— start of Document segment —
Minimum coats: 2 for a basic primed surface for acrylic painting. For oil painting: 3–4. For a very smooth surface on a rigid panel: sand the final coat and apply one more, unsanded.

Drying times for a fully cured surface before oil painting: acrylic gesso is touch-dry in minutes but needs at least 24 hours of full cure before you apply oil paint over it.




Traditional (Genuine) Gesso: The Master’s Choice for Panels

If you paint in egg tempera, or if you want the extraordinary surface that Old Master panel paintings were made on, traditional gesso is what you need. It is more labor-intensive than acrylic gesso, it requires specific materials and technique, and it only works on rigid supports — but the surface it produces is unlike anything else.


What Traditional Gesso Is and Why It Matters

Historical illustration of a Flemish panel painting showing a cross-section callout of the traditional layer sequence from wood panel to glazed oil paint.

Traditional chalk gesso is a mixture of warm animal hide glue (classically rabbit skin glue, though other collagen glues work) and inert white pigment — gypsum, chalk (whiting), or a combination. It has been used since at least the 13th century, appearing in medieval altarpieces, Renaissance paintings, and Northern European panel paintings.

The surface traditional gesso creates is uniquely luminous, brilliantly white, ultra-smooth, and highly absorbent. Its absorbency is actually essential for egg tempera: as each thin layer of tempera is applied, the ground wicks the egg yolk binder slightly away from the pigment surface, helping each layer dry quickly and allowing subsequent layers to bond without disturbing what’s below. On traditional gesso, tempera can be built up in dozens of layers with extraordinary control. On acrylic gesso, this technique fails — the paint drags and smears.

For oil painting on panel, traditional gesso produces a surface that interacts with the paint in a distinctly different way from acrylic grounds. Many painters who have tried both describe a quality of luminosity in the painted result that comes from light reflecting off the brilliant white chalk beneath translucent paint layers. This is what gives Flemish and Italian Renaissance panel paintings their characteristic inner glow.

The limitation is brittleness. Traditional gesso contains animal glue that sets hard and rigid — far too brittle to flex. On a stretched canvas, normal handling and humidity changes cause the canvas to flex slightly, and traditional gesso will crack immediately. It belongs exclusively on rigid, well-supported panels: cradled wood, thick MDF, hardboard (Masonite), or dense fiberboard.


How to Make and Apply Traditional Gesso

Circular process diagram showing eight stages of traditional chalk gesso application on a wood panel from RSG sealing to final polished surface.

This is a craft with significant technique, but it is learnable and highly rewarding.

Preparing the RSG size: Soak RSG granules in cold water at a ratio of approximately 1 part RSG to 10–12 parts water by weight. Allow to soak for 30–60 minutes until the granules have absorbed the water and become gelatinous. Gently heat in a double boiler to around 57°C / 135°F, stirring until fully dissolved. Never boil. Test consistency by allowing a small amount to cool on a plate: it should set to a soft jelly — firm enough to hold its shape but yielding under light pressure. If too stiff, add water; if it stays liquid when cold, add more granules and reheat.
— end of Document segment —
— start of Dataset excerpts —
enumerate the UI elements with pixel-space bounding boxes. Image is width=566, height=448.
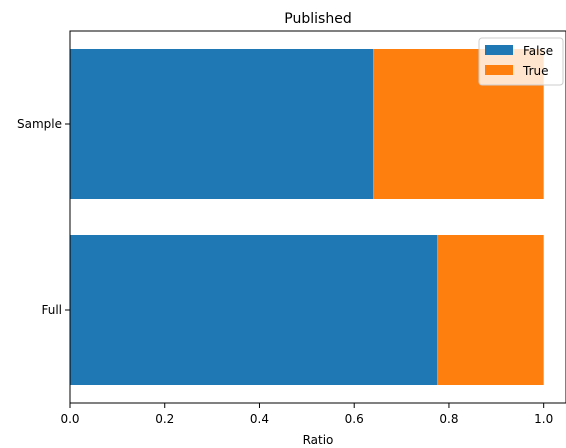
bar-sample-false — [70, 49, 374, 199]
x-tick-label: 1.0 — [534, 412, 553, 426]
chart-title: Published — [284, 11, 351, 27]
y-axis-ticks: Sample Full — [17, 117, 70, 317]
x-axis-ticks: 0.0 0.2 0.4 0.6 0.8 1.0 — [60, 403, 553, 426]
x-tick-label: 0.0 — [60, 412, 79, 426]
legend-swatch-true — [485, 65, 513, 75]
legend: False True — [478, 37, 564, 86]
x-tick-label: 0.8 — [439, 412, 458, 426]
x-tick-label: 0.2 — [155, 412, 174, 426]
x-tick-label: 0.6 — [345, 412, 364, 426]
plot-frame — [69, 30, 566, 404]
x-tick-label: 0.4 — [250, 412, 269, 426]
y-tick-label: Full — [41, 303, 62, 317]
bar-full-false — [70, 235, 438, 385]
legend-swatch-false — [485, 45, 513, 55]
legend-label-false: False — [523, 44, 553, 58]
bar-full-true — [437, 235, 544, 385]
bars-layer — [70, 49, 544, 385]
legend-label-true: True — [522, 64, 549, 78]
y-tick-label: Sample — [17, 117, 62, 131]
x-axis-label: Ratio — [303, 433, 334, 447]
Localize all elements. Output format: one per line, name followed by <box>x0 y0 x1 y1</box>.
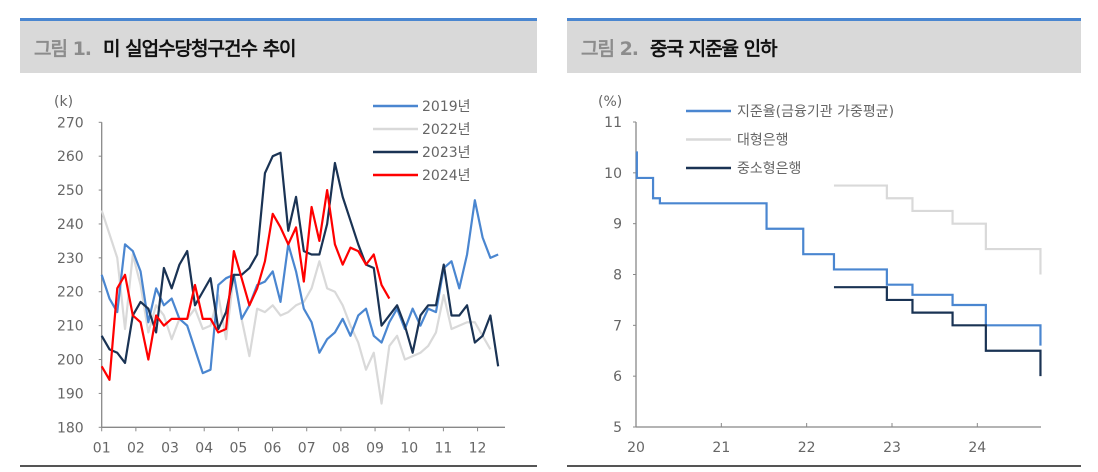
chart2-y-tick-label: 6 <box>613 369 622 385</box>
chart2-series-line-대형은행 <box>833 184 1042 275</box>
chart1-y-tick-label: 230 <box>57 251 84 267</box>
chart2-x-tick-label: 22 <box>798 440 816 456</box>
chart2-y-tick-label: 10 <box>604 166 622 182</box>
chart2-y-tick-label: 8 <box>613 268 622 284</box>
chart1-legend-label: 2023년 <box>422 145 471 161</box>
chart1-legend-label: 2022년 <box>422 122 471 138</box>
chart2-legend-label: 대형은행 <box>737 133 789 149</box>
chart2-series-line-지준율(금융기관 가중평균) <box>635 151 1042 346</box>
chart2-series-line-중소형은행 <box>833 286 1042 377</box>
chart1-x-tick-label: 02 <box>127 440 145 456</box>
chart1-y-tick-label: 180 <box>57 420 84 436</box>
chart1-x-tick-label: 09 <box>366 440 384 456</box>
chart2-y-tick-label: 11 <box>604 115 622 131</box>
chart1-y-tick-label: 190 <box>57 386 84 402</box>
chart1-y-tick-label: 260 <box>57 149 84 165</box>
chart1-x-tick-label: 07 <box>298 440 316 456</box>
chart1-x-tick-label: 05 <box>229 440 247 456</box>
chart2-x-tick-label: 23 <box>883 440 901 456</box>
chart2-x-tick-label: 24 <box>968 440 986 456</box>
chart1-series-line-2023년 <box>100 151 500 367</box>
chart1-x-tick-label: 08 <box>332 440 350 456</box>
chart1-y-tick-label: 270 <box>57 115 84 131</box>
chart1-x-tick-label: 11 <box>434 440 452 456</box>
chart2-x-tick-label: 21 <box>712 440 730 456</box>
chart1-x-tick-label: 10 <box>400 440 418 456</box>
chart2-legend-label: 지준율(금융기관 가중평균) <box>737 104 894 120</box>
chart1-y-tick-label: 240 <box>57 217 84 233</box>
chart2-x-tick-label: 20 <box>627 440 645 456</box>
figure-2-header: 그림 2. 중국 지준율 인하 <box>567 18 1081 73</box>
figure-2-title: 중국 지준율 인하 <box>650 37 778 60</box>
chart2-unit-label: (%) <box>598 94 622 110</box>
chart1-y-tick-label: 250 <box>57 183 84 199</box>
chart2-legend-label: 중소형은행 <box>737 161 801 177</box>
figure-2-number: 그림 2. <box>581 37 639 60</box>
chart2-y-tick-label: 9 <box>613 217 622 233</box>
chart1-x-tick-label: 01 <box>93 440 111 456</box>
chart2-y-tick-label: 7 <box>613 318 622 334</box>
chart1-y-tick-label: 200 <box>57 353 84 369</box>
chart1-unit-label: (k) <box>54 94 73 110</box>
chart1-y-tick-label: 220 <box>57 285 84 301</box>
figure-1-title: 미 실업수당청구건수 추이 <box>103 37 297 60</box>
figure-1-header: 그림 1. 미 실업수당청구건수 추이 <box>20 18 537 73</box>
chart1-x-tick-label: 12 <box>469 440 487 456</box>
chart1-series-line-2024년 <box>100 188 391 381</box>
chart1-x-tick-label: 06 <box>264 440 282 456</box>
figure-1-number: 그림 1. <box>34 37 92 60</box>
chart1-y-tick-label: 210 <box>57 319 84 335</box>
chart1-legend-label: 2024년 <box>422 168 471 184</box>
chart1-legend-label: 2019년 <box>422 99 471 115</box>
chart1-series-line-2019년 <box>100 199 499 375</box>
chart1-x-tick-label: 03 <box>161 440 179 456</box>
chart1-x-tick-label: 04 <box>195 440 213 456</box>
chart2-y-tick-label: 5 <box>613 420 622 436</box>
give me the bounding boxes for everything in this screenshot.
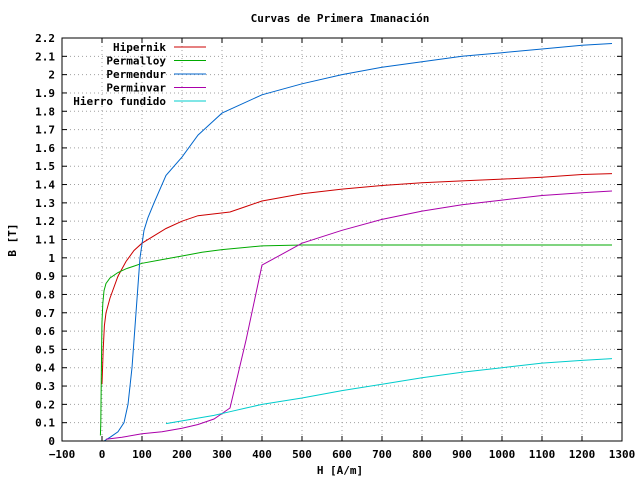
y-tick-label: 0.9 bbox=[35, 270, 55, 283]
y-tick-label: 0.1 bbox=[35, 417, 55, 430]
y-tick-label: 2 bbox=[48, 69, 55, 82]
series-line-hierro-fundido bbox=[165, 358, 613, 425]
legend-label: Permendur bbox=[106, 68, 166, 81]
x-tick-label: 1200 bbox=[569, 448, 596, 461]
y-tick-label: 0.8 bbox=[35, 288, 55, 301]
y-tick-label: 2.2 bbox=[35, 32, 55, 45]
legend-label: Hierro fundido bbox=[73, 95, 166, 108]
x-tick-label: 0 bbox=[99, 448, 106, 461]
x-tick-label: 700 bbox=[372, 448, 392, 461]
y-tick-label: 1.1 bbox=[35, 234, 55, 247]
x-tick-label: 300 bbox=[212, 448, 232, 461]
y-tick-label: 0.4 bbox=[35, 362, 55, 375]
y-tick-label: 2.1 bbox=[35, 50, 55, 63]
y-tick-label: 1.5 bbox=[35, 160, 55, 173]
plot-frame bbox=[61, 37, 623, 442]
y-tick-label: 0.7 bbox=[35, 307, 55, 320]
y-tick-label: 1.9 bbox=[35, 87, 55, 100]
x-tick-label: −100 bbox=[49, 448, 76, 461]
x-tick-label: 200 bbox=[172, 448, 192, 461]
y-tick-label: 0 bbox=[48, 435, 55, 448]
y-tick-label: 1.6 bbox=[35, 142, 55, 155]
x-tick-label: 1000 bbox=[489, 448, 516, 461]
x-tick-label: 100 bbox=[132, 448, 152, 461]
legend-label: Permalloy bbox=[106, 55, 166, 68]
x-tick-label: 1100 bbox=[529, 448, 556, 461]
x-tick-label: 800 bbox=[412, 448, 432, 461]
series-line-hipernik bbox=[101, 173, 613, 385]
series-line-permalloy bbox=[99, 244, 612, 436]
y-tick-label: 0.2 bbox=[35, 398, 55, 411]
y-tick-label: 0.6 bbox=[35, 325, 55, 338]
y-tick-label: 1.7 bbox=[35, 124, 55, 137]
y-tick-label: 1.3 bbox=[35, 197, 55, 210]
y-tick-labels: 0 0.1 0.2 0.3 0.4 0.5 0.6 0.7 0.8 0.9 1 1.1 1.2 1.3 1.… bbox=[35, 32, 55, 448]
chart-title: Curvas de Primera Imanación bbox=[251, 12, 430, 25]
x-tick-label: 600 bbox=[332, 448, 352, 461]
y-tick-label: 1.2 bbox=[35, 215, 55, 228]
legend-label: Perminvar bbox=[106, 82, 166, 95]
y-tick-label: 0.3 bbox=[35, 380, 55, 393]
y-tick-label: 1.4 bbox=[35, 179, 55, 192]
y-tick-label: 0.5 bbox=[35, 343, 55, 356]
legend: HipernikPermalloyPermendurPerminvarHierr… bbox=[73, 41, 206, 108]
x-axis-label: H [A/m] bbox=[317, 464, 363, 477]
x-tick-labels: −100 0 100 200 300 400 500 600 700 800 900 1000 1100… bbox=[49, 448, 636, 461]
legend-label: Hipernik bbox=[113, 41, 166, 54]
series-layer bbox=[99, 43, 613, 442]
x-tick-label: 1300 bbox=[609, 448, 636, 461]
x-tick-label: 900 bbox=[452, 448, 472, 461]
x-tick-label: 400 bbox=[252, 448, 272, 461]
y-tick-label: 1 bbox=[48, 252, 55, 265]
x-tick-label: 500 bbox=[292, 448, 312, 461]
y-tick-label: 1.8 bbox=[35, 105, 55, 118]
y-axis-label: B [T] bbox=[6, 223, 19, 256]
series-line-permendur bbox=[103, 43, 613, 442]
series-line-perminvar bbox=[105, 190, 613, 440]
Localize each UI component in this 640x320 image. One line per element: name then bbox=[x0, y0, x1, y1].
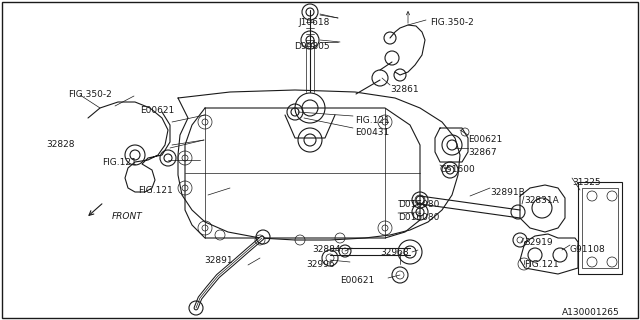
— end of Dataset excerpts —
▶ Set task 1:
Print everything from "What Traditional Gesso" down to "glazed oil paint." in the passage on gesso, copied word for word.
▶ Set task 2:
Answer the following from the passage on gesso:
(a) What is the minimum number of coats given for oil painting?
(b) Traditional chalk gesso is a mixture of which two things?
(c) To roughly what temperature should the RSG be heated in a double boiler?

▶ Full solution 1:
What Traditional Gesso Is and Why It Matters

Historical illustration of a Flemish panel painting showing a cross-section callout of the traditional layer sequence from wood panel to glazed oil paint.

▶ Full solution 2:
(a) 3–4 coats.
(b) Warm animal hide glue and inert white pigment.
(c) Around 57°C / 135°F.